--- Stored data ---
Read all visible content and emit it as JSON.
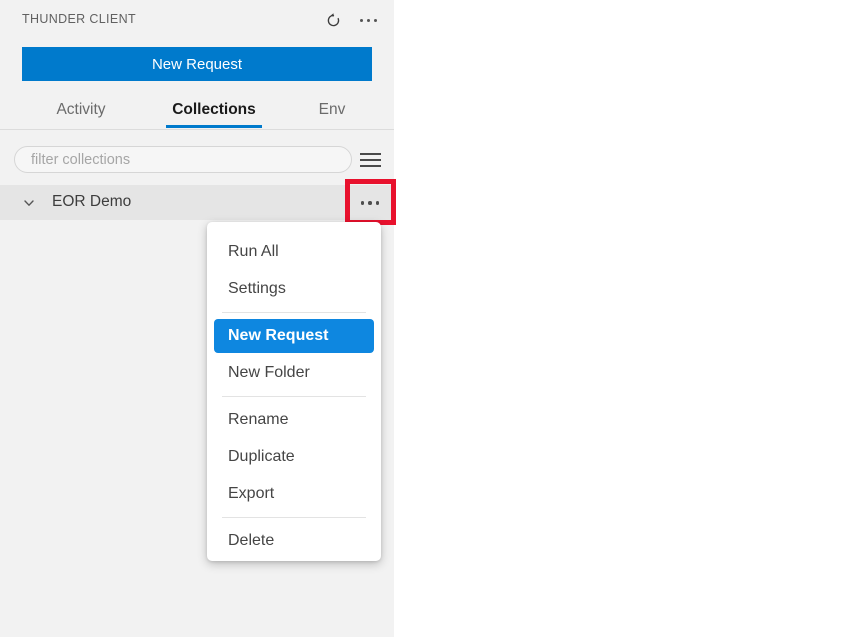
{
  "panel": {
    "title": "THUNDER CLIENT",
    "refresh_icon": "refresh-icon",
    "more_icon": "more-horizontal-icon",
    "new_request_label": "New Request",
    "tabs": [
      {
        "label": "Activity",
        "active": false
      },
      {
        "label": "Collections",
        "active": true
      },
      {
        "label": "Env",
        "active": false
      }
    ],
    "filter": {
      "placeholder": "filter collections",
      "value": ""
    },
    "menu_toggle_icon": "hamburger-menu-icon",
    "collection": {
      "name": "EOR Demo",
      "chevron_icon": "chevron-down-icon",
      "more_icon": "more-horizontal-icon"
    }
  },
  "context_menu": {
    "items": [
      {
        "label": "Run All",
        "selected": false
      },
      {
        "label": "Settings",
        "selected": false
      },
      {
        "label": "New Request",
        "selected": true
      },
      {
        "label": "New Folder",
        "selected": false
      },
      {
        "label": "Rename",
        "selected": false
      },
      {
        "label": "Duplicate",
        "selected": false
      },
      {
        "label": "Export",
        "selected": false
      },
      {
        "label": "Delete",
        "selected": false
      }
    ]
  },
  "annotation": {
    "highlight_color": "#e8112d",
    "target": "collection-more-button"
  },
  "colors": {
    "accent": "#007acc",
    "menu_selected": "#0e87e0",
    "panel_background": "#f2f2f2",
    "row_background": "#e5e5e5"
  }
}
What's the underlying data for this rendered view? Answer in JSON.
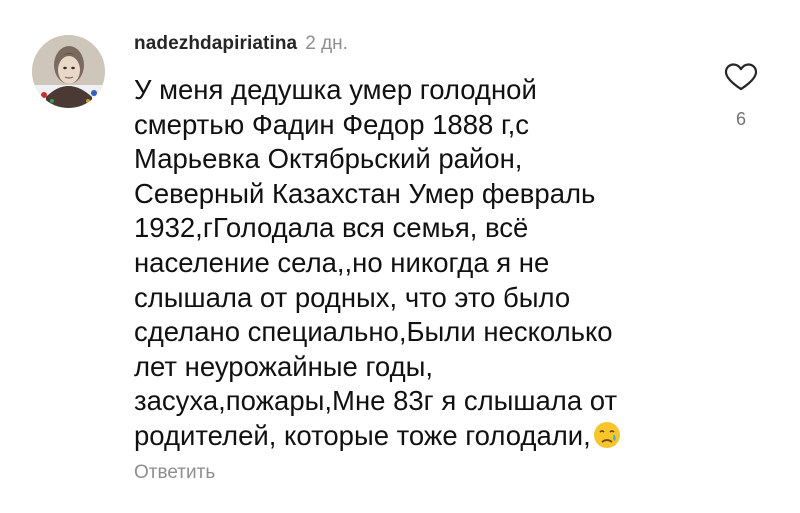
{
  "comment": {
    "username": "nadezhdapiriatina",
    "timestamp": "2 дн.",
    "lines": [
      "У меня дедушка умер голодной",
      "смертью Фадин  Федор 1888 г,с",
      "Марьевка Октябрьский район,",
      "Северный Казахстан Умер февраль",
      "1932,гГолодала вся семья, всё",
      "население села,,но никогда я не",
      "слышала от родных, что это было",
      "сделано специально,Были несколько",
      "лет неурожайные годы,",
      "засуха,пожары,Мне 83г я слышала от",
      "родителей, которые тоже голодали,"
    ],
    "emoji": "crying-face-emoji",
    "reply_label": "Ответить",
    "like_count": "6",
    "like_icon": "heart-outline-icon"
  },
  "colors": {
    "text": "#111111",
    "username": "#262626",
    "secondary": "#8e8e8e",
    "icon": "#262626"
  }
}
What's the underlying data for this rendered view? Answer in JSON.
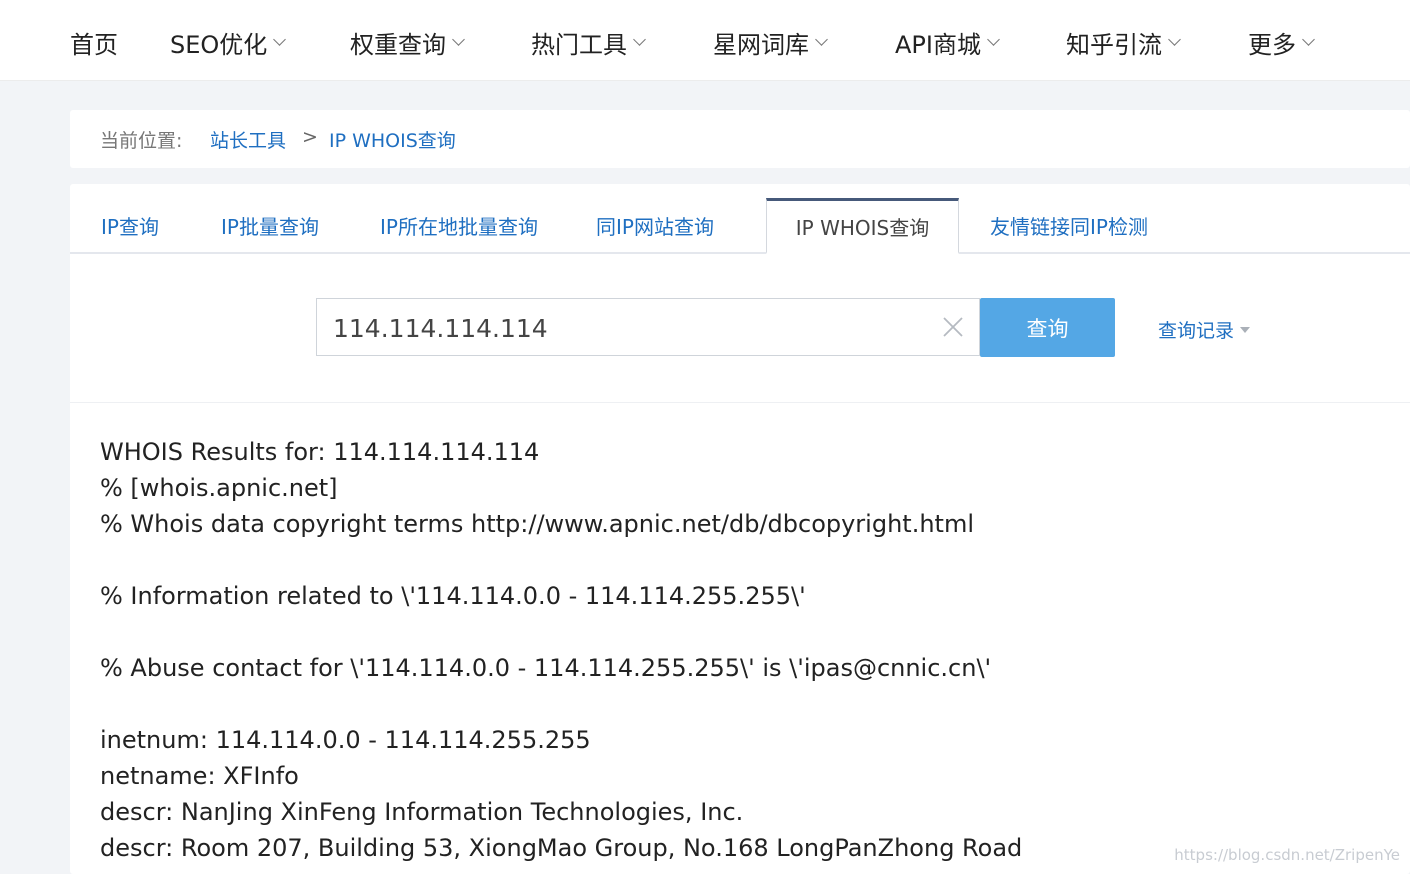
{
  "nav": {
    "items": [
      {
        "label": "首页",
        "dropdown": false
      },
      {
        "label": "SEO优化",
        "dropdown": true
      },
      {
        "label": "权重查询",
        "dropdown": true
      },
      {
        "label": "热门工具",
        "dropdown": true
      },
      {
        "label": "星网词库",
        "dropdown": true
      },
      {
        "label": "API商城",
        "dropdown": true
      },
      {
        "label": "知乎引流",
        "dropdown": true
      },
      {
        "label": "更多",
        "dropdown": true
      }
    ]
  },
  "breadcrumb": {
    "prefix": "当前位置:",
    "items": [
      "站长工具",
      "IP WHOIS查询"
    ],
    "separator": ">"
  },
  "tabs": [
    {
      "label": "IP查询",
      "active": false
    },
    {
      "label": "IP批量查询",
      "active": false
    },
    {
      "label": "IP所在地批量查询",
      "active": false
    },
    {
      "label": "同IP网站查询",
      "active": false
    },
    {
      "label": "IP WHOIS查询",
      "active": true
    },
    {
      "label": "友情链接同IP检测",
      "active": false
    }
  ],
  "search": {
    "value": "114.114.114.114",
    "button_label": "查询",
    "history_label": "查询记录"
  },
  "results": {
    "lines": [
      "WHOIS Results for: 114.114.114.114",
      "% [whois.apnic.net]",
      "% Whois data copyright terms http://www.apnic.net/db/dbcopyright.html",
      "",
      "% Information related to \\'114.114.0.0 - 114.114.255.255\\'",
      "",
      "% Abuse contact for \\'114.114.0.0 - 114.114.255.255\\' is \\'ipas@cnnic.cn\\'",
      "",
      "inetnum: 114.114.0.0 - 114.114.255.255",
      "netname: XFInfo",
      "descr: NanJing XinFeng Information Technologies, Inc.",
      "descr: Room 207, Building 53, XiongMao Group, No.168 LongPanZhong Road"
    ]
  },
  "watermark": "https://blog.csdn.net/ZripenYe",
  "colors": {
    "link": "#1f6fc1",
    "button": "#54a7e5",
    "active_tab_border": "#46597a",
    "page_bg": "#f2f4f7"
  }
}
...
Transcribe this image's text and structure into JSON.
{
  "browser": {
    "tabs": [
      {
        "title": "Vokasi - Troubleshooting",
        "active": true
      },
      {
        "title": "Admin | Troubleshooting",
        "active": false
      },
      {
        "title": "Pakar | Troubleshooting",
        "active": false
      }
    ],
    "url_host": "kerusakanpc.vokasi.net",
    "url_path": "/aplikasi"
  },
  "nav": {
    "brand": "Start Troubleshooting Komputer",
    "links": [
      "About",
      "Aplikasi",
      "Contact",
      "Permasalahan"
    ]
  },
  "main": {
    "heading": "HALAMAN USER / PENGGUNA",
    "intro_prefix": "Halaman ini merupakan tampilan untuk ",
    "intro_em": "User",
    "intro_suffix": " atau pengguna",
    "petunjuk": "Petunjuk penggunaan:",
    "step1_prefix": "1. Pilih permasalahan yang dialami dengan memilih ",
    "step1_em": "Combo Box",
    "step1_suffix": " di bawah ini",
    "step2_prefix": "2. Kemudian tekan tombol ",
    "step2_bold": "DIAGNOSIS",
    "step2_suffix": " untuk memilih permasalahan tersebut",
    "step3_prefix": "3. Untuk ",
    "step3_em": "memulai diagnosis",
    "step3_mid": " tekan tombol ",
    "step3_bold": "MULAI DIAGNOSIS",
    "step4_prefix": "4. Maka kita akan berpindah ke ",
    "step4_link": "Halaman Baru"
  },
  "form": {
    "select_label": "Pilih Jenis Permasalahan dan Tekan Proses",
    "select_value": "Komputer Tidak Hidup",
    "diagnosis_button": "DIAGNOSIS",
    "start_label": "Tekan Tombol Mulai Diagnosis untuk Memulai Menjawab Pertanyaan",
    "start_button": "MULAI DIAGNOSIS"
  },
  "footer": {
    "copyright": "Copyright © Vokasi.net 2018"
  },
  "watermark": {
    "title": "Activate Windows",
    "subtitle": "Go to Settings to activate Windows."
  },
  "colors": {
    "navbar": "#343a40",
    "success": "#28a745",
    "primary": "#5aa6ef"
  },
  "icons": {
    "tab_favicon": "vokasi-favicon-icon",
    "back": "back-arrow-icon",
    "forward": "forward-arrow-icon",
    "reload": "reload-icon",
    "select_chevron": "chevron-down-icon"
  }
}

--- Exercise requirements ---
Where a line in the entries holds "filter", copy that line.

--- Exercise response ---
    "filter": {
      "placeholder": "filter collections",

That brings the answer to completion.